Restate the entire listing word for word.

* START STORED ROWS *

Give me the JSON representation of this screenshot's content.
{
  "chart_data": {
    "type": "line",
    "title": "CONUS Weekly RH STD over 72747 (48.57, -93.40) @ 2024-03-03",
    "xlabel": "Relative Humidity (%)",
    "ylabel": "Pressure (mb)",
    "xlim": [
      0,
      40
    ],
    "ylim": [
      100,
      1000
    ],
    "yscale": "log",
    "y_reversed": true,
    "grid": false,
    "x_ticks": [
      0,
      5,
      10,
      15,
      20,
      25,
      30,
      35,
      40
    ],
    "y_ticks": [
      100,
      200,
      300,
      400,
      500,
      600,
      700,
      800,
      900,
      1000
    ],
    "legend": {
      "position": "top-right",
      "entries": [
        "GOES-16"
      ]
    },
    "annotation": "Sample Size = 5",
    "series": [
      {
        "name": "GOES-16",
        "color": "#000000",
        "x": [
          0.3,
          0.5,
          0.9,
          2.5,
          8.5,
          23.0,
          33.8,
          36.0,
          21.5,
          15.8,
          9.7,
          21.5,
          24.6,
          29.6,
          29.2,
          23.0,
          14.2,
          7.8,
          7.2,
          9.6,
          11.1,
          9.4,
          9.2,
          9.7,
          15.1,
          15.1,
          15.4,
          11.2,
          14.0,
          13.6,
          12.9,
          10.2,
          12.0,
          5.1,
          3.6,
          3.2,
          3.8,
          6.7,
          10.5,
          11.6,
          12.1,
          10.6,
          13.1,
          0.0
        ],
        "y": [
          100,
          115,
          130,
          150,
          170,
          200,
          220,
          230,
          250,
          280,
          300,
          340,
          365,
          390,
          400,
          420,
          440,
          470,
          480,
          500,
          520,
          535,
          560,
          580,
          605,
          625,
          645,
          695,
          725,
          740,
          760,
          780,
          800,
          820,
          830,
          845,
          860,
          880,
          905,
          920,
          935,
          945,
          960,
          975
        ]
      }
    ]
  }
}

* END STORED ROWS *

# COMPLETE RESPONSE
Give me the JSON representation of this screenshot's content.
{
  "chart_data": {
    "type": "line",
    "title": "CONUS Weekly RH STD over 72747 (48.57, -93.40) @ 2024-03-03",
    "xlabel": "Relative Humidity (%)",
    "ylabel": "Pressure (mb)",
    "xlim": [
      0,
      40
    ],
    "ylim": [
      100,
      1000
    ],
    "yscale": "log",
    "y_reversed": true,
    "grid": false,
    "x_ticks": [
      0,
      5,
      10,
      15,
      20,
      25,
      30,
      35,
      40
    ],
    "y_ticks": [
      100,
      200,
      300,
      400,
      500,
      600,
      700,
      800,
      900,
      1000
    ],
    "legend": {
      "position": "top-right",
      "entries": [
        "GOES-16"
      ]
    },
    "annotation": "Sample Size = 5",
    "series": [
      {
        "name": "GOES-16",
        "color": "#000000",
        "x": [
          0.3,
          0.5,
          0.9,
          2.5,
          8.5,
          23.0,
          33.8,
          36.0,
          21.5,
          15.8,
          9.7,
          21.5,
          24.6,
          29.6,
          29.2,
          23.0,
          14.2,
          7.8,
          7.2,
          9.6,
          11.1,
          9.4,
          9.2,
          9.7,
          15.1,
          15.1,
          15.4,
          11.2,
          14.0,
          13.6,
          12.9,
          10.2,
          12.0,
          5.1,
          3.6,
          3.2,
          3.8,
          6.7,
          10.5,
          11.6,
          12.1,
          10.6,
          13.1,
          0.0
        ],
        "y": [
          100,
          115,
          130,
          150,
          170,
          200,
          220,
          230,
          250,
          280,
          300,
          340,
          365,
          390,
          400,
          420,
          440,
          470,
          480,
          500,
          520,
          535,
          560,
          580,
          605,
          625,
          645,
          695,
          725,
          740,
          760,
          780,
          800,
          820,
          830,
          845,
          860,
          880,
          905,
          920,
          935,
          945,
          960,
          975
        ]
      }
    ]
  }
}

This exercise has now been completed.